→ **RECORDS SUPPLIED**

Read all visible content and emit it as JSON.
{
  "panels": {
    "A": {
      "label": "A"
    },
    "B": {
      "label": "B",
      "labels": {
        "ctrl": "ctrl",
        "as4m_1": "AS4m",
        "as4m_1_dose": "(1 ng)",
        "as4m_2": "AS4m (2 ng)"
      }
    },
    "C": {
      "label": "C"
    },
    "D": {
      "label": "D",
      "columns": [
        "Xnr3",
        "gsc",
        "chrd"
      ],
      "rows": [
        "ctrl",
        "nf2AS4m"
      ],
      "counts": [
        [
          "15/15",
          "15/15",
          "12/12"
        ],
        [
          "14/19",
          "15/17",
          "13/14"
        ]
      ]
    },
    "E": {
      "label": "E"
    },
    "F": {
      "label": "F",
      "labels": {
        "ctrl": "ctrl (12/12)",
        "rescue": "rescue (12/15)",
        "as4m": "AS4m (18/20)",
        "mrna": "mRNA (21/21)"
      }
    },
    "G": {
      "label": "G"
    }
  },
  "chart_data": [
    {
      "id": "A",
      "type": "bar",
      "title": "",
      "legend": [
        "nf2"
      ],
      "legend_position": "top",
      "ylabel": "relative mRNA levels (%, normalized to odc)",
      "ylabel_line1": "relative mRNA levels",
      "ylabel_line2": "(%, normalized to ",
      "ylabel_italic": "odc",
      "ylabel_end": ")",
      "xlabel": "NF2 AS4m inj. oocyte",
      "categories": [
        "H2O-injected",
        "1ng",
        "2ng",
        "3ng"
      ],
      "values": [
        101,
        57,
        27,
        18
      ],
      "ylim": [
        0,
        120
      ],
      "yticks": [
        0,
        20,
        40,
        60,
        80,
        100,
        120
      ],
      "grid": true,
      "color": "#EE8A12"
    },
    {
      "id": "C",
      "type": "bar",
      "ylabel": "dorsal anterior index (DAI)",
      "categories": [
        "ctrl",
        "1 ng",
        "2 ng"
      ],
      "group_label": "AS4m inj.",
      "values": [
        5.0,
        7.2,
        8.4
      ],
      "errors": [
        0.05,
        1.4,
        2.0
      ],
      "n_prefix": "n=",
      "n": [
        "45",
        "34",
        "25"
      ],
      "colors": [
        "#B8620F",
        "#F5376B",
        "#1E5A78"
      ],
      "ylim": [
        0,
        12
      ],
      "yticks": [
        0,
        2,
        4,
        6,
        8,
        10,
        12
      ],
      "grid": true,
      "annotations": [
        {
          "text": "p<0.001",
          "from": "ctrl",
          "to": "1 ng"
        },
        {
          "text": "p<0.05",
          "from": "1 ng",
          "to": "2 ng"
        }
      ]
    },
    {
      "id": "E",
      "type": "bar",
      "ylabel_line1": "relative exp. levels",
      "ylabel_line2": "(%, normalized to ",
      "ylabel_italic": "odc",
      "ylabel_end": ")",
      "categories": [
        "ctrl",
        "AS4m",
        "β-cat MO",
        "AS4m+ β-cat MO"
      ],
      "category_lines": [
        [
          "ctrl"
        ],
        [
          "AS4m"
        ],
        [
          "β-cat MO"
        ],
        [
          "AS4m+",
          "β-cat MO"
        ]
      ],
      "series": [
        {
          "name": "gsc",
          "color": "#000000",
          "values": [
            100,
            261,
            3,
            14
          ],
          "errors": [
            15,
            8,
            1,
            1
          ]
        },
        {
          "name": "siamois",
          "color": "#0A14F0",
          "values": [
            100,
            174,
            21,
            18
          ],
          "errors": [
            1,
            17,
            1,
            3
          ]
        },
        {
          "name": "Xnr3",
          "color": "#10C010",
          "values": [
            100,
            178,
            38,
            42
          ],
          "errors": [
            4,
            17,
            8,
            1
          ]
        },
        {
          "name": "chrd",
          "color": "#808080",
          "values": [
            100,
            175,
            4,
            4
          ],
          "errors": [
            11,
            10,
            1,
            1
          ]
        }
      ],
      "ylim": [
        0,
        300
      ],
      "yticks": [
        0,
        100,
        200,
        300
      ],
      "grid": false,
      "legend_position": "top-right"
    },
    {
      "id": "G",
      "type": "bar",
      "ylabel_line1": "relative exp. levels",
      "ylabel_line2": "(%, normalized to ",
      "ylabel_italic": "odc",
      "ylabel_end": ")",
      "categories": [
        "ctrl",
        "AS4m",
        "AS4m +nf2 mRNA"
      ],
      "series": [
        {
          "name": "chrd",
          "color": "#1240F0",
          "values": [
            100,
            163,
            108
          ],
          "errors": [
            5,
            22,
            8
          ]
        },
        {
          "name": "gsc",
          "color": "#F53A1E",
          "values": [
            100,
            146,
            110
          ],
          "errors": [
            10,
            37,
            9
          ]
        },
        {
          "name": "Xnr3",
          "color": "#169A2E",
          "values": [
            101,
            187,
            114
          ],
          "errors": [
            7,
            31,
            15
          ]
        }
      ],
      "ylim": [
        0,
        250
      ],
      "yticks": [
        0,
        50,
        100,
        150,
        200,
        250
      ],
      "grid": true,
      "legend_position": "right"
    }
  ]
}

→ **PROBLEM DETAILS**
What you return must be the entries, given again word for word.

→ **OUTPUT OF THE TASK**
Read all visible content and emit it as JSON.
{
  "panels": {
    "A": {
      "label": "A"
    },
    "B": {
      "label": "B",
      "labels": {
        "ctrl": "ctrl",
        "as4m_1": "AS4m",
        "as4m_1_dose": "(1 ng)",
        "as4m_2": "AS4m (2 ng)"
      }
    },
    "C": {
      "label": "C"
    },
    "D": {
      "label": "D",
      "columns": [
        "Xnr3",
        "gsc",
        "chrd"
      ],
      "rows": [
        "ctrl",
        "nf2AS4m"
      ],
      "counts": [
        [
          "15/15",
          "15/15",
          "12/12"
        ],
        [
          "14/19",
          "15/17",
          "13/14"
        ]
      ]
    },
    "E": {
      "label": "E"
    },
    "F": {
      "label": "F",
      "labels": {
        "ctrl": "ctrl (12/12)",
        "rescue": "rescue (12/15)",
        "as4m": "AS4m (18/20)",
        "mrna": "mRNA (21/21)"
      }
    },
    "G": {
      "label": "G"
    }
  },
  "chart_data": [
    {
      "id": "A",
      "type": "bar",
      "title": "",
      "legend": [
        "nf2"
      ],
      "legend_position": "top",
      "ylabel": "relative mRNA levels (%, normalized to odc)",
      "ylabel_line1": "relative mRNA levels",
      "ylabel_line2": "(%, normalized to ",
      "ylabel_italic": "odc",
      "ylabel_end": ")",
      "xlabel": "NF2 AS4m inj. oocyte",
      "categories": [
        "H2O-injected",
        "1ng",
        "2ng",
        "3ng"
      ],
      "values": [
        101,
        57,
        27,
        18
      ],
      "ylim": [
        0,
        120
      ],
      "yticks": [
        0,
        20,
        40,
        60,
        80,
        100,
        120
      ],
      "grid": true,
      "color": "#EE8A12"
    },
    {
      "id": "C",
      "type": "bar",
      "ylabel": "dorsal anterior index (DAI)",
      "categories": [
        "ctrl",
        "1 ng",
        "2 ng"
      ],
      "group_label": "AS4m inj.",
      "values": [
        5.0,
        7.2,
        8.4
      ],
      "errors": [
        0.05,
        1.4,
        2.0
      ],
      "n_prefix": "n=",
      "n": [
        "45",
        "34",
        "25"
      ],
      "colors": [
        "#B8620F",
        "#F5376B",
        "#1E5A78"
      ],
      "ylim": [
        0,
        12
      ],
      "yticks": [
        0,
        2,
        4,
        6,
        8,
        10,
        12
      ],
      "grid": true,
      "annotations": [
        {
          "text": "p<0.001",
          "from": "ctrl",
          "to": "1 ng"
        },
        {
          "text": "p<0.05",
          "from": "1 ng",
          "to": "2 ng"
        }
      ]
    },
    {
      "id": "E",
      "type": "bar",
      "ylabel_line1": "relative exp. levels",
      "ylabel_line2": "(%, normalized to ",
      "ylabel_italic": "odc",
      "ylabel_end": ")",
      "categories": [
        "ctrl",
        "AS4m",
        "β-cat MO",
        "AS4m+ β-cat MO"
      ],
      "category_lines": [
        [
          "ctrl"
        ],
        [
          "AS4m"
        ],
        [
          "β-cat MO"
        ],
        [
          "AS4m+",
          "β-cat MO"
        ]
      ],
      "series": [
        {
          "name": "gsc",
          "color": "#000000",
          "values": [
            100,
            261,
            3,
            14
          ],
          "errors": [
            15,
            8,
            1,
            1
          ]
        },
        {
          "name": "siamois",
          "color": "#0A14F0",
          "values": [
            100,
            174,
            21,
            18
          ],
          "errors": [
            1,
            17,
            1,
            3
          ]
        },
        {
          "name": "Xnr3",
          "color": "#10C010",
          "values": [
            100,
            178,
            38,
            42
          ],
          "errors": [
            4,
            17,
            8,
            1
          ]
        },
        {
          "name": "chrd",
          "color": "#808080",
          "values": [
            100,
            175,
            4,
            4
          ],
          "errors": [
            11,
            10,
            1,
            1
          ]
        }
      ],
      "ylim": [
        0,
        300
      ],
      "yticks": [
        0,
        100,
        200,
        300
      ],
      "grid": false,
      "legend_position": "top-right"
    },
    {
      "id": "G",
      "type": "bar",
      "ylabel_line1": "relative exp. levels",
      "ylabel_line2": "(%, normalized to ",
      "ylabel_italic": "odc",
      "ylabel_end": ")",
      "categories": [
        "ctrl",
        "AS4m",
        "AS4m +nf2 mRNA"
      ],
      "series": [
        {
          "name": "chrd",
          "color": "#1240F0",
          "values": [
            100,
            163,
            108
          ],
          "errors": [
            5,
            22,
            8
          ]
        },
        {
          "name": "gsc",
          "color": "#F53A1E",
          "values": [
            100,
            146,
            110
          ],
          "errors": [
            10,
            37,
            9
          ]
        },
        {
          "name": "Xnr3",
          "color": "#169A2E",
          "values": [
            101,
            187,
            114
          ],
          "errors": [
            7,
            31,
            15
          ]
        }
      ],
      "ylim": [
        0,
        250
      ],
      "yticks": [
        0,
        50,
        100,
        150,
        200,
        250
      ],
      "grid": true,
      "legend_position": "right"
    }
  ]
}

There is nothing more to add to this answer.